** START Excerpted data **
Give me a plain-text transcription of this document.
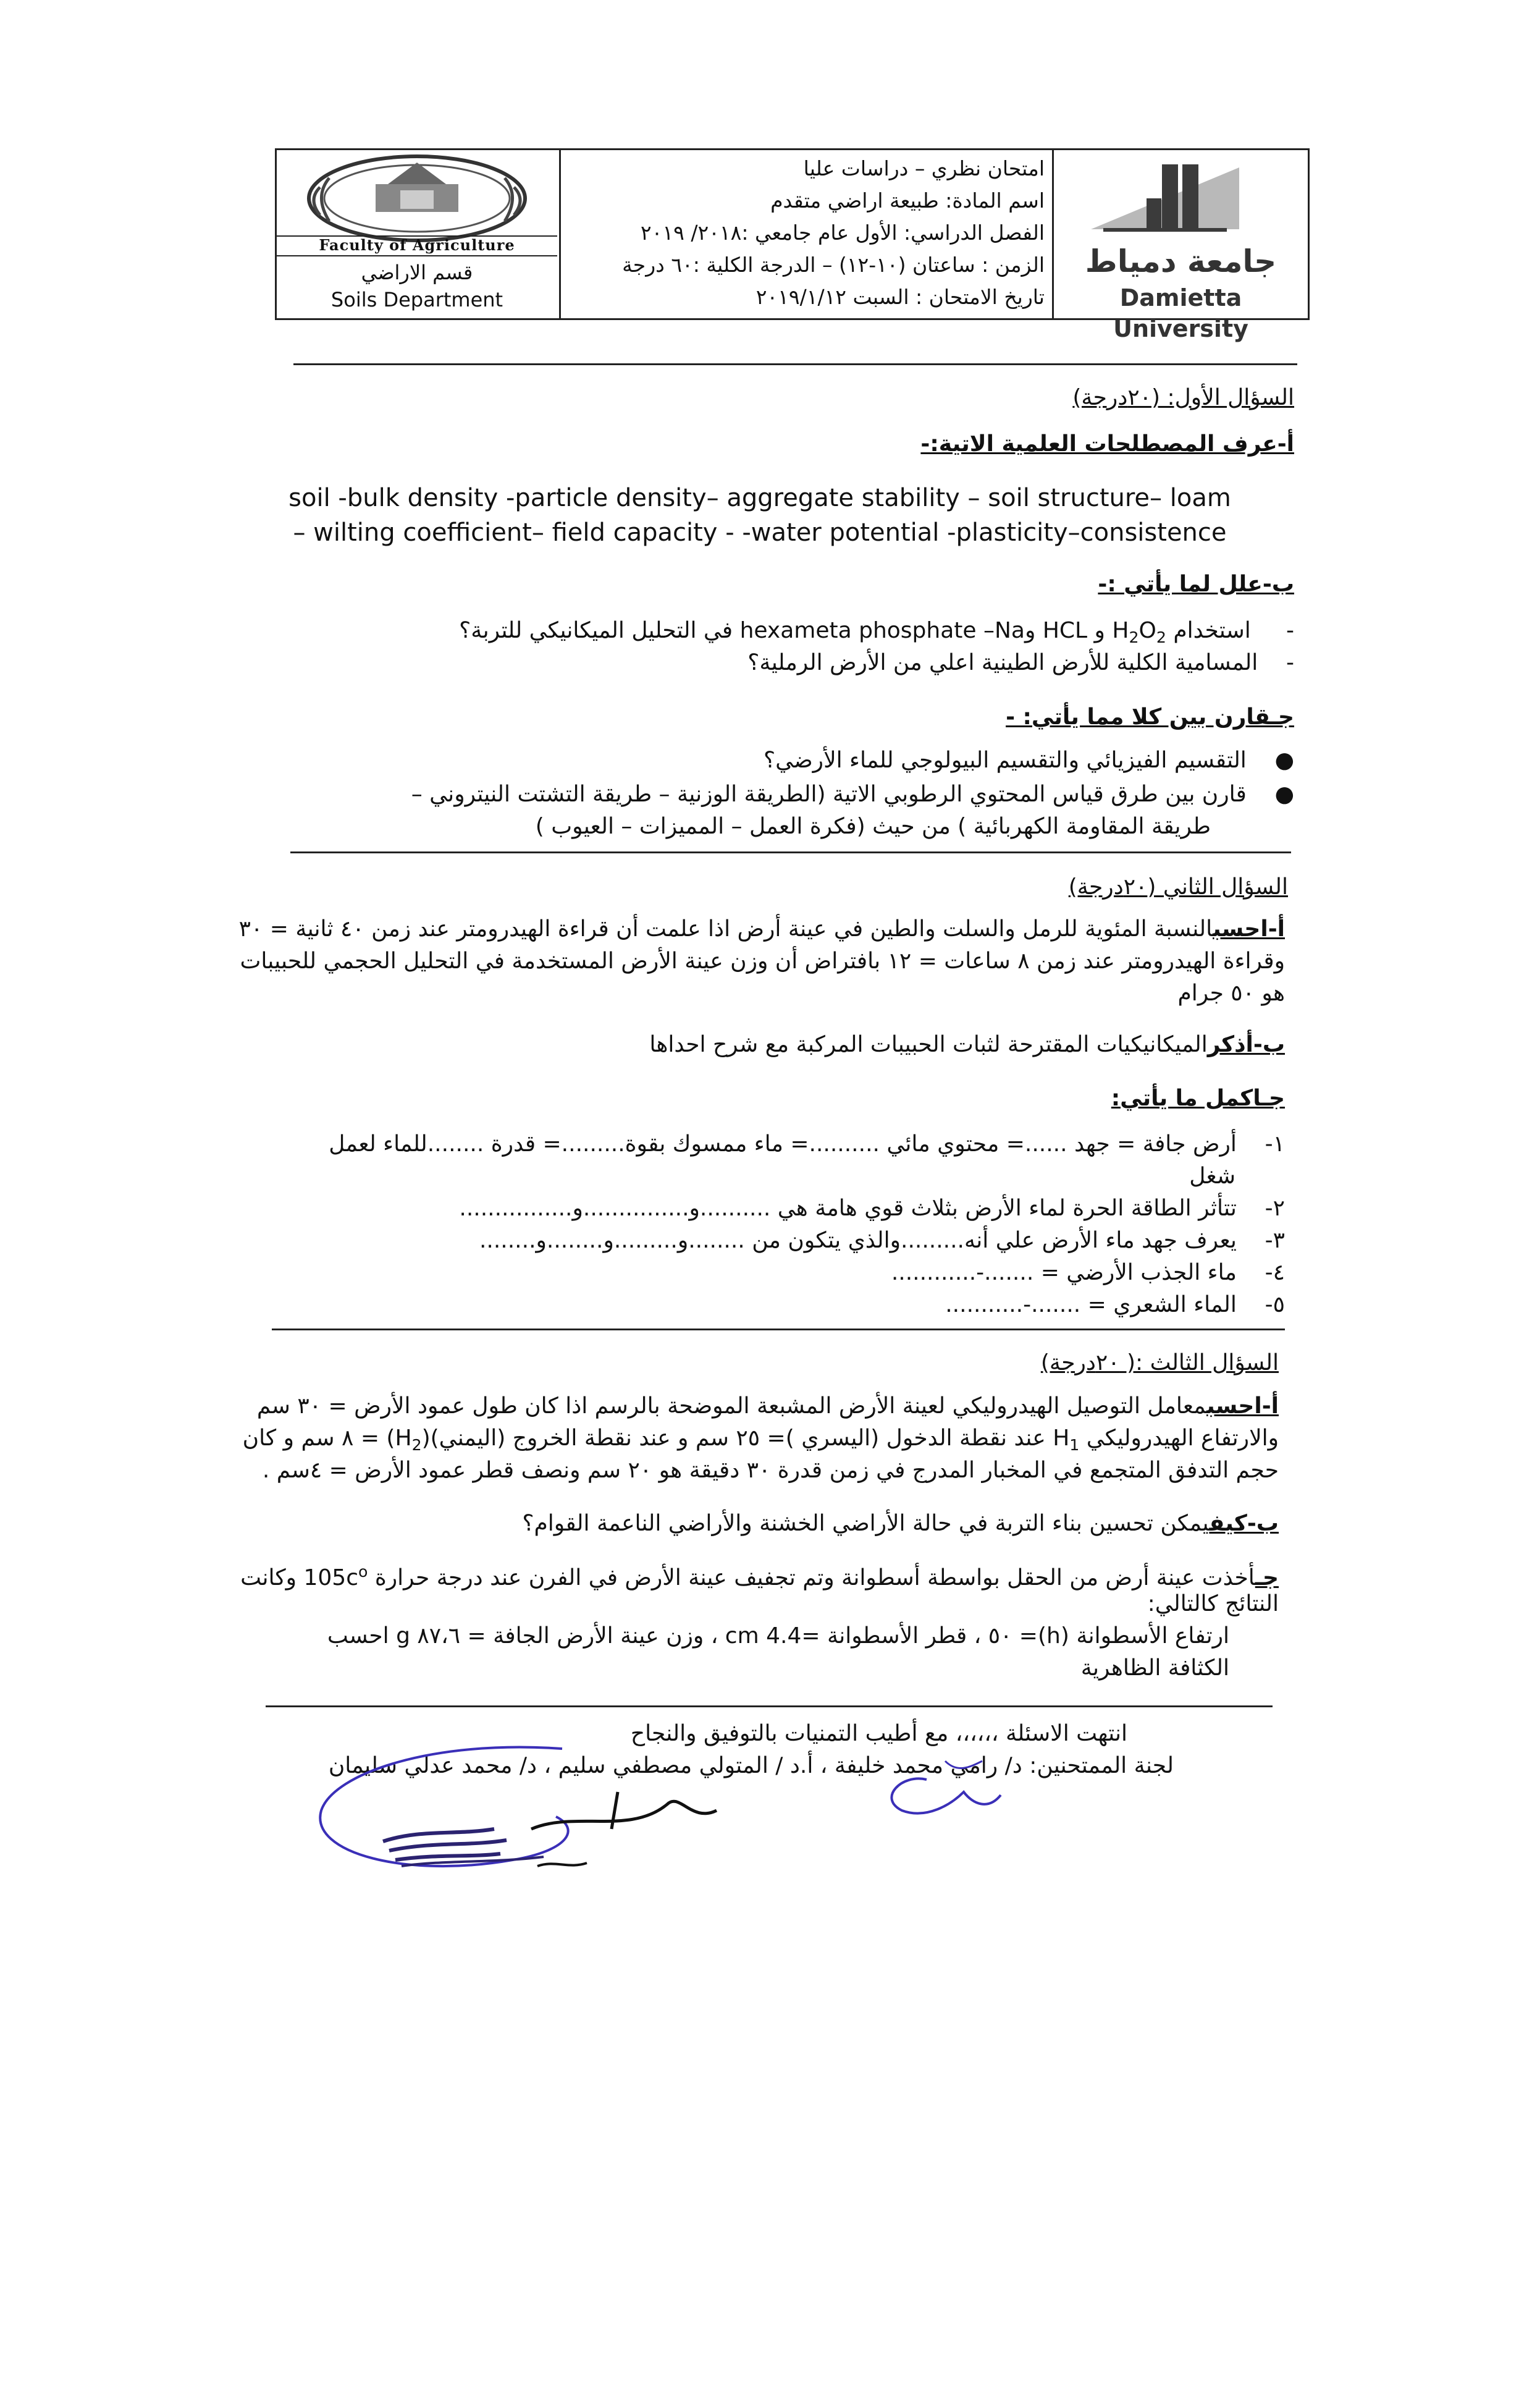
Faculty of Agriculture
قسم الاراضي
Soils Department
امتحان نظري – دراسات عليا
اسم المادة: طبيعة اراضي متقدم
الفصل الدراسي: الأول عام جامعي :٢٠١٨/ ٢٠١٩
الزمن : ساعتان (١٠-١٢) – الدرجة الكلية :٦٠ درجة
تاريخ الامتحان : السبت ٢٠١٩/١/١٢
جامعة دمياط
Damietta University
السؤال الأول: (٢٠درجة)
أ-عرف المصطلحات العلمية الاتية:-
soil -bulk density -particle density– aggregate stability – soil structure– loam
– wilting coefficient– field capacity - -water potential -plasticity–consistence
ب-علل لما يأتي :-
-     استخدام $H_2O_2$ و HCL وhexameta phosphate –Na في التحليل الميكانيكي للتربة؟
-    المسامية الكلية للأرض الطينية اعلي من الأرض الرملية؟
جـقارن بين كلا مما يأتي: -
●    التقسيم الفيزيائي والتقسيم البيولوجي للماء الأرضي؟
●    قارن بين طرق قياس المحتوي الرطوبي الاتية (الطريقة الوزنية – طريقة التشتت النيتروني –
طريقة المقاومة الكهربائية ) من حيث (فكرة العمل – المميزات – العيوب )
السؤال الثاني (٢٠درجة)
أ-احسبالنسبة المئوية للرمل والسلت والطين في عينة أرض اذا علمت أن قراءة الهيدرومتر عند زمن ٤٠ ثانية = ٣٠
وقراءة الهيدرومتر عند زمن ٨ ساعات = ١٢ بافتراض أن وزن عينة الأرض المستخدمة في التحليل الحجمي للحبيبات
هو ٥٠ جرام
ب-أذكرالميكانيكيات المقترحة لثبات الحبيبات المركبة مع شرح احداها
جـاكمل ما يأتي:
١-    أرض جافة = جهد ......= محتوي مائي ..........= ماء ممسوك بقوة.........= قدرة ........للماء لعمل
شغل
٢-    تتأثر الطاقة الحرة لماء الأرض بثلاث قوي هامة هي ..........و...............و................
٣-    يعرف جهد ماء الأرض علي أنه.........والذي يتكون من ........و.........و........و........
٤-    ماء الجذب الأرضي = .......-............
٥-    الماء الشعري = .......-...........
السؤال الثالث :( ٢٠درجة)
أ-احسبمعامل التوصيل الهيدروليكي لعينة الأرض المشبعة الموضحة بالرسم اذا كان طول عمود الأرض = ٣٠ سم
والارتفاع الهيدروليكي $H_1$ عند نقطة الدخول (اليسري )= ٢٥ سم و عند نقطة الخروج $(اليمني)(H_2)$ = ٨ سم و كان
حجم التدفق المتجمع في المخبار المدرج في زمن قدرة ٣٠ دقيقة هو ٢٠ سم ونصف قطر عمود الأرض = ٤سم .
ب-كيفيمكن تحسين بناء التربة في حالة الأراضي الخشنة والأراضي الناعمة القوام؟
جـأخذت عينة أرض من الحقل بواسطة أسطوانة وتم تجفيف عينة الأرض في الفرن عند درجة حرارة $105c^o$ وكانت
النتائج كالتالي:
ارتفاع الأسطوانة (h)= ٥٠ ، قطر الأسطوانة =4.4 cm ، وزن عينة الأرض الجافة = ٨٧،٦ g احسب
الكثافة الظاهرية
انتهت الاسئلة ،،،،،، مع أطيب التمنيات بالتوفيق والنجاح
لجنة الممتحنين: د/ رامي محمد خليفة ، أ.د / المتولي مصطفي سليم ، د/ محمد عدلي سليمان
** END Excerpted data **
- _Do this_
Output the full set of records above without changing a word, and drop the images.

- _Exercise response_
Give me a plain-text transcription of this document.
Faculty of Agriculture
قسم الاراضي
Soils Department
امتحان نظري – دراسات عليا
اسم المادة: طبيعة اراضي متقدم
الفصل الدراسي: الأول عام جامعي :٢٠١٨/ ٢٠١٩
الزمن : ساعتان (١٠-١٢) – الدرجة الكلية :٦٠ درجة
تاريخ الامتحان : السبت ٢٠١٩/١/١٢
جامعة دمياط
Damietta University
السؤال الأول: (٢٠درجة)
أ-عرف المصطلحات العلمية الاتية:-
soil -bulk density -particle density– aggregate stability – soil structure– loam
– wilting coefficient– field capacity - -water potential -plasticity–consistence
ب-علل لما يأتي :-
-     استخدام $H_2O_2$ و HCL وhexameta phosphate –Na في التحليل الميكانيكي للتربة؟
-    المسامية الكلية للأرض الطينية اعلي من الأرض الرملية؟
جـقارن بين كلا مما يأتي: -
●    التقسيم الفيزيائي والتقسيم البيولوجي للماء الأرضي؟
●    قارن بين طرق قياس المحتوي الرطوبي الاتية (الطريقة الوزنية – طريقة التشتت النيتروني –
طريقة المقاومة الكهربائية ) من حيث (فكرة العمل – المميزات – العيوب )
السؤال الثاني (٢٠درجة)
أ-احسبالنسبة المئوية للرمل والسلت والطين في عينة أرض اذا علمت أن قراءة الهيدرومتر عند زمن ٤٠ ثانية = ٣٠
وقراءة الهيدرومتر عند زمن ٨ ساعات = ١٢ بافتراض أن وزن عينة الأرض المستخدمة في التحليل الحجمي للحبيبات
هو ٥٠ جرام
ب-أذكرالميكانيكيات المقترحة لثبات الحبيبات المركبة مع شرح احداها
جـاكمل ما يأتي:
١-    أرض جافة = جهد ......= محتوي مائي ..........= ماء ممسوك بقوة.........= قدرة ........للماء لعمل
شغل
٢-    تتأثر الطاقة الحرة لماء الأرض بثلاث قوي هامة هي ..........و...............و................
٣-    يعرف جهد ماء الأرض علي أنه.........والذي يتكون من ........و.........و........و........
٤-    ماء الجذب الأرضي = .......-............
٥-    الماء الشعري = .......-...........
السؤال الثالث :( ٢٠درجة)
أ-احسبمعامل التوصيل الهيدروليكي لعينة الأرض المشبعة الموضحة بالرسم اذا كان طول عمود الأرض = ٣٠ سم
والارتفاع الهيدروليكي $H_1$ عند نقطة الدخول (اليسري )= ٢٥ سم و عند نقطة الخروج $(اليمني)(H_2)$ = ٨ سم و كان
حجم التدفق المتجمع في المخبار المدرج في زمن قدرة ٣٠ دقيقة هو ٢٠ سم ونصف قطر عمود الأرض = ٤سم .
ب-كيفيمكن تحسين بناء التربة في حالة الأراضي الخشنة والأراضي الناعمة القوام؟
جـأخذت عينة أرض من الحقل بواسطة أسطوانة وتم تجفيف عينة الأرض في الفرن عند درجة حرارة $105c^o$ وكانت
النتائج كالتالي:
ارتفاع الأسطوانة (h)= ٥٠ ، قطر الأسطوانة =4.4 cm ، وزن عينة الأرض الجافة = ٨٧،٦ g احسب
الكثافة الظاهرية
انتهت الاسئلة ،،،،،، مع أطيب التمنيات بالتوفيق والنجاح
لجنة الممتحنين: د/ رامي محمد خليفة ، أ.د / المتولي مصطفي سليم ، د/ محمد عدلي سليمان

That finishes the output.